--- start ENTRIES PROVIDED ---

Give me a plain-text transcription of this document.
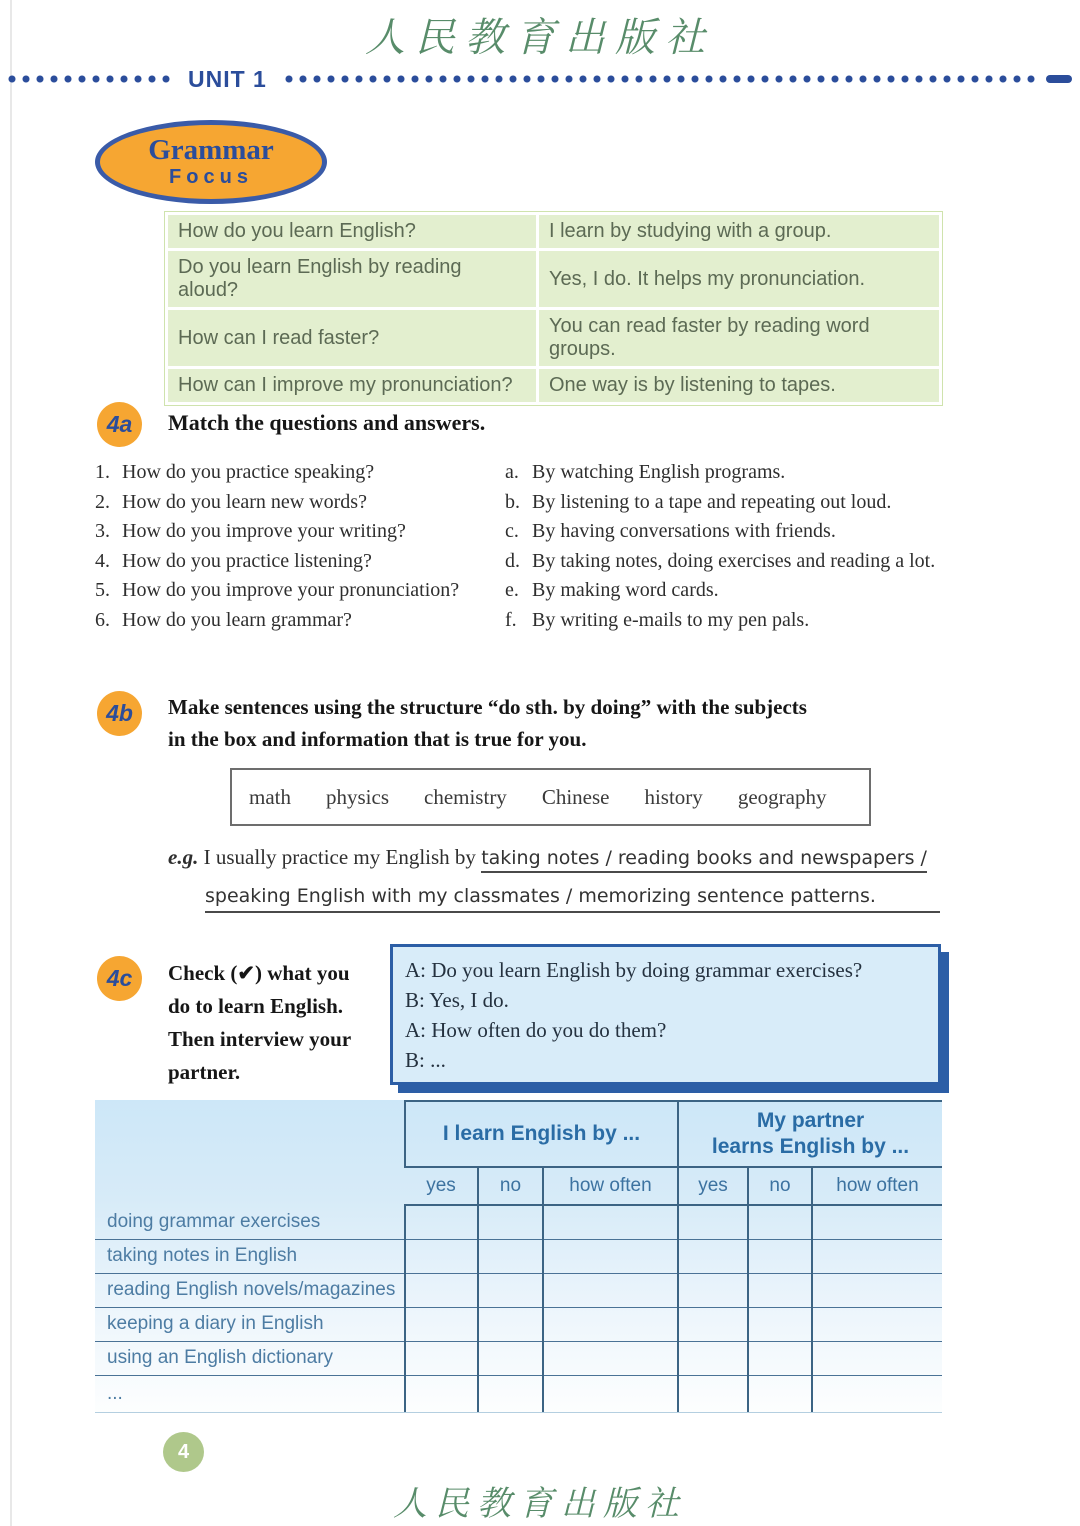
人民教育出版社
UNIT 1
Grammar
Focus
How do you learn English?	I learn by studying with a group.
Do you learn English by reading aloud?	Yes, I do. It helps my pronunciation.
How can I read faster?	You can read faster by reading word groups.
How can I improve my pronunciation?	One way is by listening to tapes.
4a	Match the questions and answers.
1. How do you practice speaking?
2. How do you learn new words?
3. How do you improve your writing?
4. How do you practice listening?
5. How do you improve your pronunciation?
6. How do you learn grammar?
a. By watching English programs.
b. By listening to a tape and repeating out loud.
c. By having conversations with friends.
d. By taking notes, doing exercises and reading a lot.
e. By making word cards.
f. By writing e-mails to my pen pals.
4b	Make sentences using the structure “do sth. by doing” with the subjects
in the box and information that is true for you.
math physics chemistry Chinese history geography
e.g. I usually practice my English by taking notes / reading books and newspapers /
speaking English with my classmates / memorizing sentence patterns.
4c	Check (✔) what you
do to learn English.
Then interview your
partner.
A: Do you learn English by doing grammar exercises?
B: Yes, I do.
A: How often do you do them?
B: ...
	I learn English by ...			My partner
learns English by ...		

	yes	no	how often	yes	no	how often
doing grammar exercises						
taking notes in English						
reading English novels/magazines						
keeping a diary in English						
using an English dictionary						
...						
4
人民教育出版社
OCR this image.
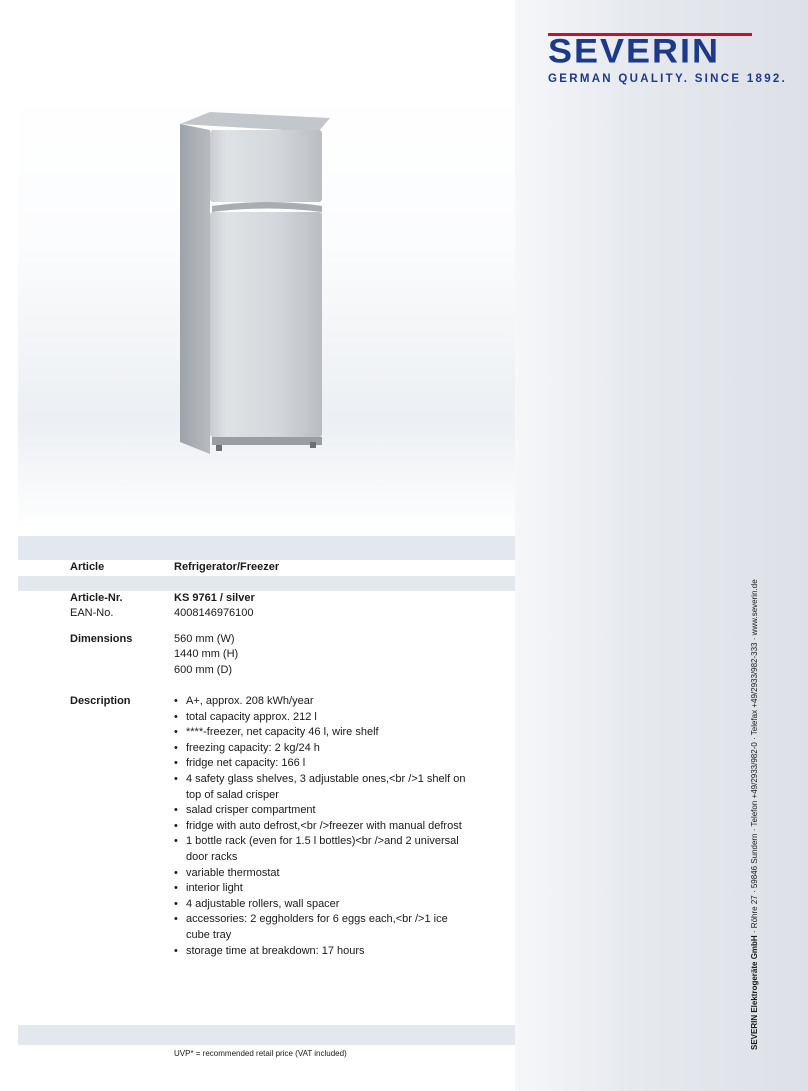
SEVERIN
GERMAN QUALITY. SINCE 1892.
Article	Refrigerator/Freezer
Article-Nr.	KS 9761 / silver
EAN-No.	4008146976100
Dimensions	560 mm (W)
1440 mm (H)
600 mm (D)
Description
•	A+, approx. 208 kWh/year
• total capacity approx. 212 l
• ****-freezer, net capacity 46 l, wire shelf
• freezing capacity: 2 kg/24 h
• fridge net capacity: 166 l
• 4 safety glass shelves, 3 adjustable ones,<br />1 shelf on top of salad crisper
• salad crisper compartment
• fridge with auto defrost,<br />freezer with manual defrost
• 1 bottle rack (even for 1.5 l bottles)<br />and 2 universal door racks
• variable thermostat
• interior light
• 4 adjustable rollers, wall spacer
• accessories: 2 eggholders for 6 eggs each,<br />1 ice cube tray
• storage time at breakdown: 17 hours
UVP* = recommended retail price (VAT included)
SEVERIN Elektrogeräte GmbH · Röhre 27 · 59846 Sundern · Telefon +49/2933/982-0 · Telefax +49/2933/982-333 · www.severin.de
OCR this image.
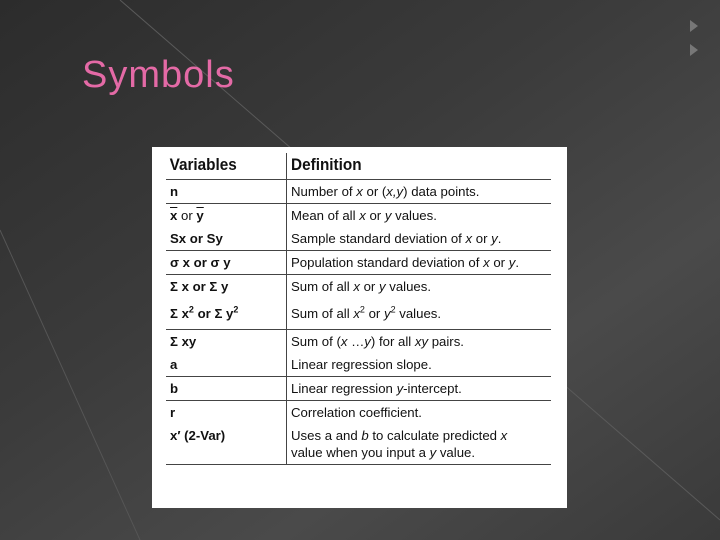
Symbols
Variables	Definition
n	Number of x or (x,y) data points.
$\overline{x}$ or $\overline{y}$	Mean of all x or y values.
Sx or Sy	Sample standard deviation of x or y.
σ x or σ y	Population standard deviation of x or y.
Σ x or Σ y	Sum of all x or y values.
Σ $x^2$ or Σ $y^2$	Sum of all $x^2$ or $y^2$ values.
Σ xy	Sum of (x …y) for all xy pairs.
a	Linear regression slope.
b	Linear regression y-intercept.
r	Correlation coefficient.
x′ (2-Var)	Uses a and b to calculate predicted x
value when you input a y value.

--- end ENTRIES PROVIDED ---
--- start ENTRIES PROVIDED ---

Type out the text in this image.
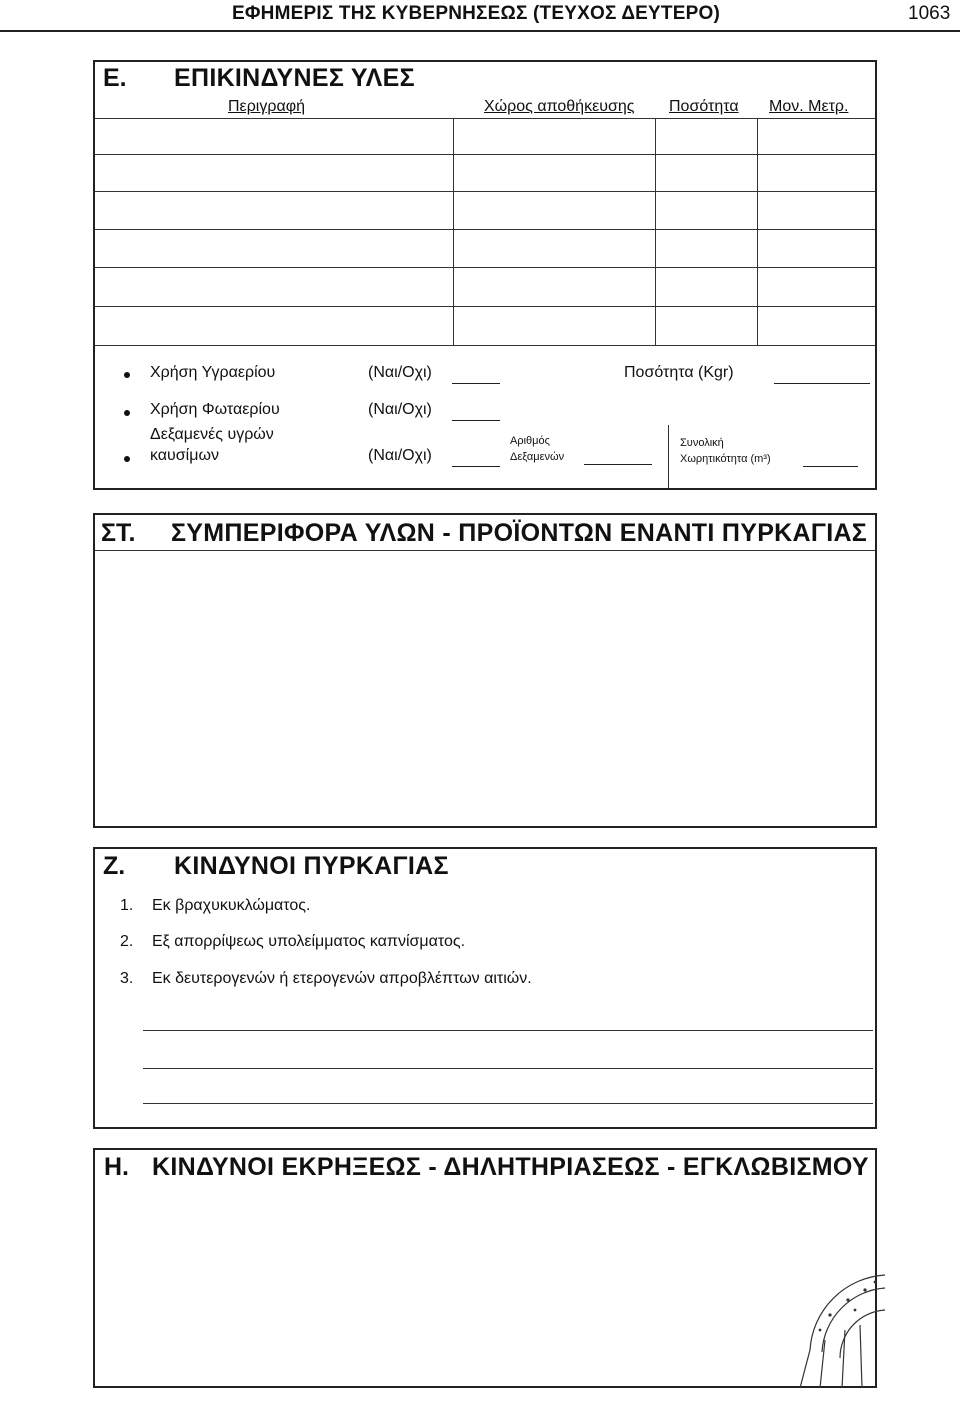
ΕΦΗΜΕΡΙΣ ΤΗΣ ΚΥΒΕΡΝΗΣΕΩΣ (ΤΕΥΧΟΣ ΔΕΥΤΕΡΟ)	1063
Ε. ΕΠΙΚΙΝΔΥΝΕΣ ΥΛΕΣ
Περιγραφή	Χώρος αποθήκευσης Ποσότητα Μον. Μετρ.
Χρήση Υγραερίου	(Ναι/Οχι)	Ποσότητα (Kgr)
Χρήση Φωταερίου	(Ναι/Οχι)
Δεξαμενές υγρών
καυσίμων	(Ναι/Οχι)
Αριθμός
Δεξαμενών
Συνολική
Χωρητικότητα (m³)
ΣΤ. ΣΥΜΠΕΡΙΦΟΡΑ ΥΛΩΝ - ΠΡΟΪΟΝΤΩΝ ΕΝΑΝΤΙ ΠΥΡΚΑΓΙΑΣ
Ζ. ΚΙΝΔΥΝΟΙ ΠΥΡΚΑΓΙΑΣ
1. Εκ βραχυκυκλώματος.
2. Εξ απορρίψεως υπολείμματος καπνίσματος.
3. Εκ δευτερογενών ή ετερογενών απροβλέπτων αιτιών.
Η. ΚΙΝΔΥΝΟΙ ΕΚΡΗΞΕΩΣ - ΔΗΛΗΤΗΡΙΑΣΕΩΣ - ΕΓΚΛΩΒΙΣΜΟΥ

--- end ENTRIES PROVIDED ---

▶ **WHAT YOU HAVE TO DO**: Scan the records above for the string "partner", then report every line that contains it.

▶ **COMPLETE ANSWER**:
partner.
	I learn English by ...			My partner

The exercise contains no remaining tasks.